---------- Fragmento seleccionado ----------

Por: Azucena Rueda Delgado.
Ocaña, Una vez más, la Escuela de Bellas Artes de Ocaña
inicia su nueva administración con el pie izquierdo, y no precisamente en un
paso de baile, sino en un traspié institucional que evidencia desconocimiento,
improvisación y, lo que es peor, una flagrante falta de respeto hacia quienes
han construido con esfuerzo, rigor y pasión la tradición del teatro musical en
esta ciudad.
La reciente convocatoria para el musical de fin de año 2025
—cuyo enunció reza: “¿Tienes una historia que necesita ser contada? ¿has
escrito o dirigido teatro musical?” — no solo es ambigua, sino
profundamente excluyente. Presuponga, sin decirlo, que solo cuentan quienes
tienen historias inéditas y experiencia formal en escritura o dirección de
musicales. ¿Y qué pasa con los actores, los músicos, los coreógrafos, los diseñadores,
los productores? ¿Acaso el teatro musical es solo obra de escritores y
directores? ¿Dónde quedó la esencia colectiva del arte escénico?
Pero el problema no es solo de redacción. Es de fondo. En
Colombia, el teatro musical es un campo escaso, cultivado por pocos valientes
que han apostado por un género complejo y exigente. Nombres como María Isabel
Murillo , Juan Carlos Mazo (director de El Bolero de Rubén y Cabaret
), Pedro Salazar ( La Tiendita del Horror ), Iván Carvajal ( Sweeney
Todd ), y la nueva generación encabezada por Leonardo Palacios y Felipe
Sánchez , son referentes nacionales. En Ocaña, sin embargo solo hay un nombre
que ha sostenido este género con constancia, rigor y amor: Juan Carlos Vergel
Mogollon, artista empírico que durante diez años fundó, dirigió y consolidó el
musical anual de la Escuela de Bellas Artes, convirtiéndolo en un proceso de
aprendizaje vivo, comunitario y transformador.

---------- Datos proporcionados ----------

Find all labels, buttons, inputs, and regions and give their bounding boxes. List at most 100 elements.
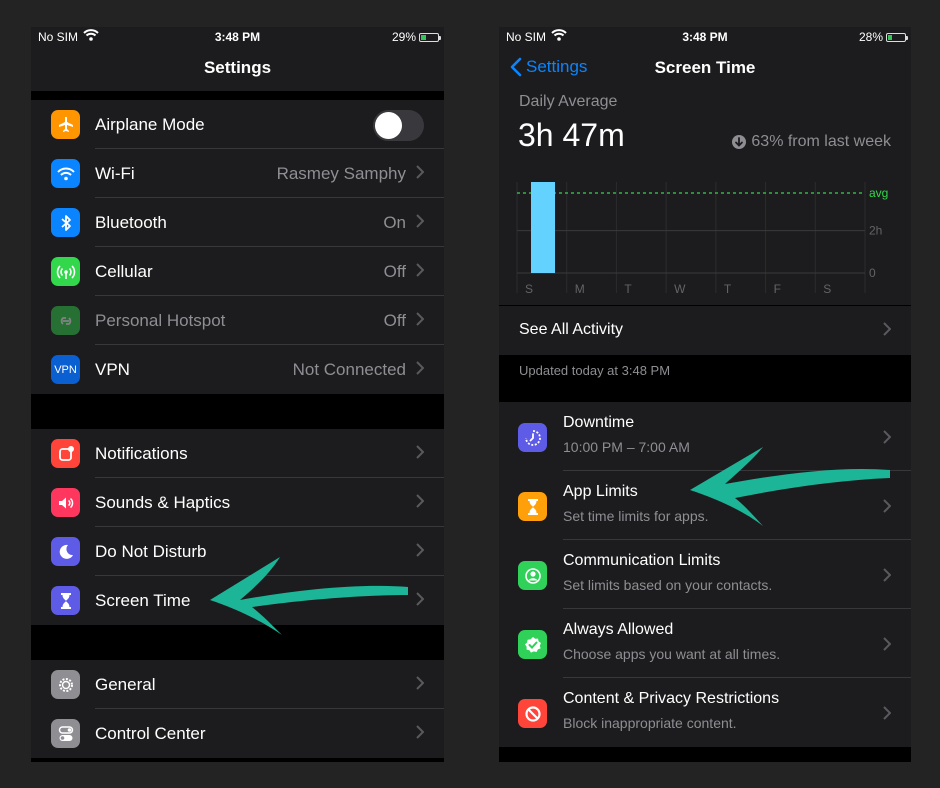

----------

• [Partes del ejercicio]:
**1)** Según el artículo sobre la Escuela de Bellas Artes de Ocaña, ¿durante cuántos años dirigió Juan Carlos Vergel Mogollon el musical anual de la Escuela?
**2)** Indica si cada afirmación concuerda con el artículo sobre la Escuela de Bellas Artes de Ocaña. Responde sí o no y cita las palabras del artículo que lo deciden.
(a) La convocatoria es para el musical de fin de año 2025.
(b) En Colombia el teatro musical es un campo amplio, con muchos cultivadores.
(c) Juan Carlos Vergel Mogollon se formó en una academia de artes.
**3)** Escribe la continuación del artículo sobre la Escuela de Bellas Artes de Ocaña a partir de su última oración.

• [Respuestas por tarea]:
**1)** Durante diez años.

**2)**
(a) Sí: "La reciente convocatoria para el musical de fin de año 2025".
(b) No: "el teatro musical es un campo escaso, cultivado por pocos valientes".
(c) No: "artista empírico".

**3)**
Los demás intentos —cuando han existido— han sido lánguidos,
precarios, improvisados. Y ahora, en lugar de fortalecer esa tradición, se
lanza una convocatoria que ignora la historia, que desconoce el trabajo previo,
y que parece diseñada para justificar decisiones ya tomadas bajo la mesa.
Y aquí aparece el personaje central de esta tragicomedia
administrativa: Cristian Puentes, director que llegó a Ocaña “de la nada”,
según se dice, con ínfulas de “argentino criollo” ¿será porteño o llanero
disfrazado?, y cuya misión parece ser más la de “dárselas a Omar” —quien, por
cierto, arrastra sus propios fantasmas de bailarín frustrado y director de una
academia que solo existe en su imaginación— que la de servir a la comunidad
artística.
Señor Puentes: esto no es un juego. No es una tienda de
barrio que usted administra a su antojo. La Escuela de Bellas Artes es un
espacio público, patrimonio cultural de Ocaña, y debe ser gestionada con
transparencia, respeto y conocimiento. No puede usted, con una convocatoria mal
redactada y peor intencionada, marginar a artistas que han presentado
propuestas fundamentadas, con trayectorias académicas sólidas algunos incluso
con maestrías en el exterior, para imponer criterios personales, caprichosos o,
peor aún, políticos.
El teatro musical no se construye con arrogancia ni con
improvisación. Se construye con memoria, con oficio, con comunidad. Y si usted
no entiende eso, tal vez debería apartarse del escenario antes de que la obra
se le venga encima y con ella, el rechazo de quienes sí aman y entendemos el
arte.
La cultura no se administra como un puesto de arepas. Se
cuida, se nutre, se respeta. Y Ocaña, sus artistas y su historia, merecen mucho
más que esto.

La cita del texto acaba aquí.